**Exercise prompt**
Collect every line of the records below that contains the word "List", copying each one in full. Case counts, so only matches with the same capitalization qualify.

##########

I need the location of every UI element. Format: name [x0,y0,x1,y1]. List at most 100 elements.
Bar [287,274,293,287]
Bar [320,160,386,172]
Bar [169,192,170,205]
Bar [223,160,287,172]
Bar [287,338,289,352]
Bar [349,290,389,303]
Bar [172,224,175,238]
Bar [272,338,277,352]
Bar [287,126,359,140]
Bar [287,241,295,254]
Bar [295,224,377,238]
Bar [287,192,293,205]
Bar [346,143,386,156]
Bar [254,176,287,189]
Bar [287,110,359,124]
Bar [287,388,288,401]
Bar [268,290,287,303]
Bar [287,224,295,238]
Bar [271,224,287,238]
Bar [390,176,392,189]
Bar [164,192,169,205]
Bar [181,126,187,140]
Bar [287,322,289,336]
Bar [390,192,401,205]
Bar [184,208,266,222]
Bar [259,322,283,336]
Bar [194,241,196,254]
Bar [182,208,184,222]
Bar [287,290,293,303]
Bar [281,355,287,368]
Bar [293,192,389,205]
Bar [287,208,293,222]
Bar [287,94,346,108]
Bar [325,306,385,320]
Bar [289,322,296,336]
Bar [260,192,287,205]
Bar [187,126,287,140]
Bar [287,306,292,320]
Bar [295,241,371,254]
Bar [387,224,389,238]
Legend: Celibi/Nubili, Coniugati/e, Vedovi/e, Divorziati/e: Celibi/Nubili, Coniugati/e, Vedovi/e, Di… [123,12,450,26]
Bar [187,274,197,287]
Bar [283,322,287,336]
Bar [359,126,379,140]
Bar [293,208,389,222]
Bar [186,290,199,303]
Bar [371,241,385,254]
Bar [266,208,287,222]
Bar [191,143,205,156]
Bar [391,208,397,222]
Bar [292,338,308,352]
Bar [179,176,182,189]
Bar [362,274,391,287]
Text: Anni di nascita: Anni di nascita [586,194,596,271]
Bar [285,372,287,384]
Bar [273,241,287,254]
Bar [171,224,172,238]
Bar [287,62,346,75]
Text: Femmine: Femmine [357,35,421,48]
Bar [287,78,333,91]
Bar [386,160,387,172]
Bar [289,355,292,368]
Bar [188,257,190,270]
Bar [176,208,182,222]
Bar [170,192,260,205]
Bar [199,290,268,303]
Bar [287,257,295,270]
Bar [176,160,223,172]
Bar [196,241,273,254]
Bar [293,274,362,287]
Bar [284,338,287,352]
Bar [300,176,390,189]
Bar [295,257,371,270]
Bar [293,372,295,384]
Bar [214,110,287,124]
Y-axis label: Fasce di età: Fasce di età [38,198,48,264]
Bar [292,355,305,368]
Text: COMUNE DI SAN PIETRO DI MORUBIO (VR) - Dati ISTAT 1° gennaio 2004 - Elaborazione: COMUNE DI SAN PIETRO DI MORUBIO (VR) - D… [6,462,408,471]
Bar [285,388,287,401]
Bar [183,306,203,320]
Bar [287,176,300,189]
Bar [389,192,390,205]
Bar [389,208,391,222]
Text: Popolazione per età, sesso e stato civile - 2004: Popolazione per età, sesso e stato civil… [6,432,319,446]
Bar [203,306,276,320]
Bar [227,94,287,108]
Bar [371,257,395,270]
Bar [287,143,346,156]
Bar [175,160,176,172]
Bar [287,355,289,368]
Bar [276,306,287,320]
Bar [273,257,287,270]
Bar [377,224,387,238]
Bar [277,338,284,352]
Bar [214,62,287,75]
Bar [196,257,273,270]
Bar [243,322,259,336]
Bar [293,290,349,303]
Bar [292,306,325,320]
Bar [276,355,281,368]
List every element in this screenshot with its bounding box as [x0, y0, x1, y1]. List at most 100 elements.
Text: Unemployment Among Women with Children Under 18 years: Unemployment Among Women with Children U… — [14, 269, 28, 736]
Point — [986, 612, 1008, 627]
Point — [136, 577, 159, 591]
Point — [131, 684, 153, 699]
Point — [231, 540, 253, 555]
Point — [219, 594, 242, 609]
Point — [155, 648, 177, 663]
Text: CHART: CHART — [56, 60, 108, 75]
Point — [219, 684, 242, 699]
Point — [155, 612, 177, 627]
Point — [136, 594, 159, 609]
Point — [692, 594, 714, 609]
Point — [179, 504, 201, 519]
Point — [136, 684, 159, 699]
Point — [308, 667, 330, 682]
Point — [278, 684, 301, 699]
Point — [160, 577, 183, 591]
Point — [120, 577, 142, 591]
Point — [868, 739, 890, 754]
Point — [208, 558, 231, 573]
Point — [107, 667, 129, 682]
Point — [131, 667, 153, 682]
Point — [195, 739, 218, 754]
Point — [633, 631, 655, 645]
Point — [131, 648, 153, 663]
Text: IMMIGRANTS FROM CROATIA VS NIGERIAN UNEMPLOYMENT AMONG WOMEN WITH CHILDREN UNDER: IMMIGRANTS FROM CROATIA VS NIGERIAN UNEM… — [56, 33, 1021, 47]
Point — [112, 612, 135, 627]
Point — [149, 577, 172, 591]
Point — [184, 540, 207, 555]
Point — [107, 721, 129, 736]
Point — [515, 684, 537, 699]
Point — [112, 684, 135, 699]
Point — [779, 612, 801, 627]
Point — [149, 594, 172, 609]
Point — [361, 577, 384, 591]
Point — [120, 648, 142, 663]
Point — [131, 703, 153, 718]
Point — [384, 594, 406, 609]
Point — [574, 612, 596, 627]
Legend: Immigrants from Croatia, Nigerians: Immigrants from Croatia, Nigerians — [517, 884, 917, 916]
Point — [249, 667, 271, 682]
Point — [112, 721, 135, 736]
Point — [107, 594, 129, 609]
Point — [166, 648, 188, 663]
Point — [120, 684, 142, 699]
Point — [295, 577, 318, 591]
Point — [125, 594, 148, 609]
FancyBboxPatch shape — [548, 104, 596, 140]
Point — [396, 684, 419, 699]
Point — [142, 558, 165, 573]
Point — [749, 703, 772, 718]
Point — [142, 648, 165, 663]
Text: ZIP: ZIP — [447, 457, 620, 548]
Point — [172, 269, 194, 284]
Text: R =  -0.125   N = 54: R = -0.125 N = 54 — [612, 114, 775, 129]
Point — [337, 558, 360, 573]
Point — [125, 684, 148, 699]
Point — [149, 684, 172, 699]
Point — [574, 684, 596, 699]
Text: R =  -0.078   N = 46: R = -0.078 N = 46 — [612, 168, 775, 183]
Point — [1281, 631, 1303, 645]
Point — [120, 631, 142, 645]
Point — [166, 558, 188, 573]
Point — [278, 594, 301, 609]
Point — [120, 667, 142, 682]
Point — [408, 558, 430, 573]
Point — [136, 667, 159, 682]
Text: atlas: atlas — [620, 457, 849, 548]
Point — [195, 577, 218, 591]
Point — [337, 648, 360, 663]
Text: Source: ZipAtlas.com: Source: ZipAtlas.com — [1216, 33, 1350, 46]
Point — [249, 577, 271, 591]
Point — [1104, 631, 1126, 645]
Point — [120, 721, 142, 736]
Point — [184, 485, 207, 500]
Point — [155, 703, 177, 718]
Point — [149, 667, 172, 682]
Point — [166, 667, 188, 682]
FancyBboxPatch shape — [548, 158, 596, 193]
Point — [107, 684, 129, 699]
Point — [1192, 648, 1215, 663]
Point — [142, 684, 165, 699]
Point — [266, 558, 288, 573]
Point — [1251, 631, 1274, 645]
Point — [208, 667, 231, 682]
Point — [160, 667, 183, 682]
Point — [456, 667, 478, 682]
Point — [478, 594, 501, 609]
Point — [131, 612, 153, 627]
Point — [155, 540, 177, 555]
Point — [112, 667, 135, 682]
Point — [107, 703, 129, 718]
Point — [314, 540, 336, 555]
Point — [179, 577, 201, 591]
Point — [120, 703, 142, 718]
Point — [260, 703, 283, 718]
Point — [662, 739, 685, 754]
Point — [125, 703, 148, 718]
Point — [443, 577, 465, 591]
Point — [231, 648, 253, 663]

##########

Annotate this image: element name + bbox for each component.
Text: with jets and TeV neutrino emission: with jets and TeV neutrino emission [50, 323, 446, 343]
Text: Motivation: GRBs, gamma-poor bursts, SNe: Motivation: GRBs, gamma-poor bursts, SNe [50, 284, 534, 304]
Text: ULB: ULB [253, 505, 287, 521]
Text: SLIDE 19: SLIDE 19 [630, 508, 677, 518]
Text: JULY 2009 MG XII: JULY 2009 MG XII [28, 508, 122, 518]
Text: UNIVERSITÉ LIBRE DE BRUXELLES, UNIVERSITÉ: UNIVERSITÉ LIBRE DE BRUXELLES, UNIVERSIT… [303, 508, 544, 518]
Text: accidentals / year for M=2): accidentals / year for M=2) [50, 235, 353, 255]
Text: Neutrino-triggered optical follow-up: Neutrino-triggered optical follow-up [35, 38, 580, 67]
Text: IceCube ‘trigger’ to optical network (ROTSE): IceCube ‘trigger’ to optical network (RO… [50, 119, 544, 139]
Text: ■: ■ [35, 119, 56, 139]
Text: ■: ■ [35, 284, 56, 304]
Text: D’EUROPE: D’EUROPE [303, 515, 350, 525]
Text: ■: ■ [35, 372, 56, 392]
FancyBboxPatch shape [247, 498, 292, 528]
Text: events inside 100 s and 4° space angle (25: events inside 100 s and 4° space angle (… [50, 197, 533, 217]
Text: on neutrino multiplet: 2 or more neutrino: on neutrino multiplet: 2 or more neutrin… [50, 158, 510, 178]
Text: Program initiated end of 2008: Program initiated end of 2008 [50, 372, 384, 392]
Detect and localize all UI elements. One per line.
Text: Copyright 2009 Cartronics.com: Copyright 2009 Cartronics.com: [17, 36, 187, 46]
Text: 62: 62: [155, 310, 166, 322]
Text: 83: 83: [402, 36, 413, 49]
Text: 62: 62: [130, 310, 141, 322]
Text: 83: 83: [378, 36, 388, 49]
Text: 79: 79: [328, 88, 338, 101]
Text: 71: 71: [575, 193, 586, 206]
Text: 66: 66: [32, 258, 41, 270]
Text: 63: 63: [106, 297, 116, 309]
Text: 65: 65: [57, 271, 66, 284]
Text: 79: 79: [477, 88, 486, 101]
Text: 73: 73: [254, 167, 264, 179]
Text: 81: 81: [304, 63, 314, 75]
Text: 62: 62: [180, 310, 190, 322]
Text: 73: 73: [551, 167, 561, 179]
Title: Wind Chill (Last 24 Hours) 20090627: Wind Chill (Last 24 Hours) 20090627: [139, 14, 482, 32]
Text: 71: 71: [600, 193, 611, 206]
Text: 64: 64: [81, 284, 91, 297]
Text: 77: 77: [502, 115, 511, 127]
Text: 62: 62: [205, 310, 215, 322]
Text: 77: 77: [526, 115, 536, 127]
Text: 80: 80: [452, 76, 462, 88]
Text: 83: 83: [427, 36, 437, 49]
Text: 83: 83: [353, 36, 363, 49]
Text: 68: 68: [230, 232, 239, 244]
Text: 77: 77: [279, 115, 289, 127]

##########

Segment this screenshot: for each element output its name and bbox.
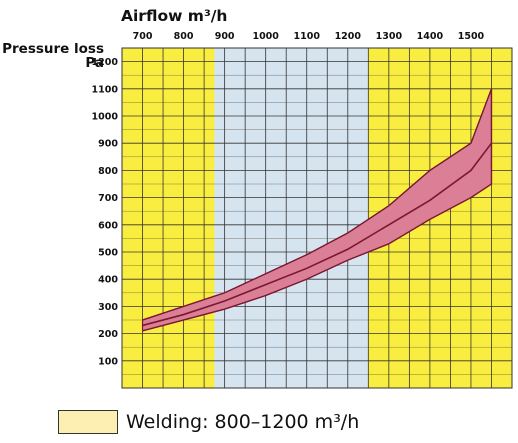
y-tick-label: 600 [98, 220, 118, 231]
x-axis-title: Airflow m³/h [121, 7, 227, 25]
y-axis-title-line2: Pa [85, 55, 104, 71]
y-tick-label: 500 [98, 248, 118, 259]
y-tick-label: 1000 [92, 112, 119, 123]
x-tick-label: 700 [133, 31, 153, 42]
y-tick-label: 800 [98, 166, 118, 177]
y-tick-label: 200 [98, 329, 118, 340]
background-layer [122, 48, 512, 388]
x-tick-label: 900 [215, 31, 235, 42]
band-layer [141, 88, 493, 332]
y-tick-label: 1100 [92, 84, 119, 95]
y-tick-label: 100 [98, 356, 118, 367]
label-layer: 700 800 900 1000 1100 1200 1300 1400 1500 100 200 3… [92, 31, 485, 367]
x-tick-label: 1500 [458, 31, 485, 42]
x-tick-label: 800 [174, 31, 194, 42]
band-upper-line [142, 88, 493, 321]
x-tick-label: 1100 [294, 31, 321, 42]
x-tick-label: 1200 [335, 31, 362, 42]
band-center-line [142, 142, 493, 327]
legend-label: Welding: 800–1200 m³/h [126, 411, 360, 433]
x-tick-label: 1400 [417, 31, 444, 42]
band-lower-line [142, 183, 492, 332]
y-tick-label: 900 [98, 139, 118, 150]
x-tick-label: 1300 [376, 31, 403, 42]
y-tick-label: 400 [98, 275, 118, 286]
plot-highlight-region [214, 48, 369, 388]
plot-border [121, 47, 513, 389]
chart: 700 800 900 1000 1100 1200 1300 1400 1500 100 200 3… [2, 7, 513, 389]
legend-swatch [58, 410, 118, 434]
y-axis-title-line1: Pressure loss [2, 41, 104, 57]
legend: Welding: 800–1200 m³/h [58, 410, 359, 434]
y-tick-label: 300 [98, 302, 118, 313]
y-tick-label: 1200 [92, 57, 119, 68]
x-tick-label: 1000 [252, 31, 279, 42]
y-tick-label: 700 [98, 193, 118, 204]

##########

**Exercise answer**
I need the location of every UI element. Format: name [x0,y0,x1,y1]. List at most 100 elements.
List every element in this screenshot with its bounding box as [x0, y0, x1, y1]. List at most 100 elements.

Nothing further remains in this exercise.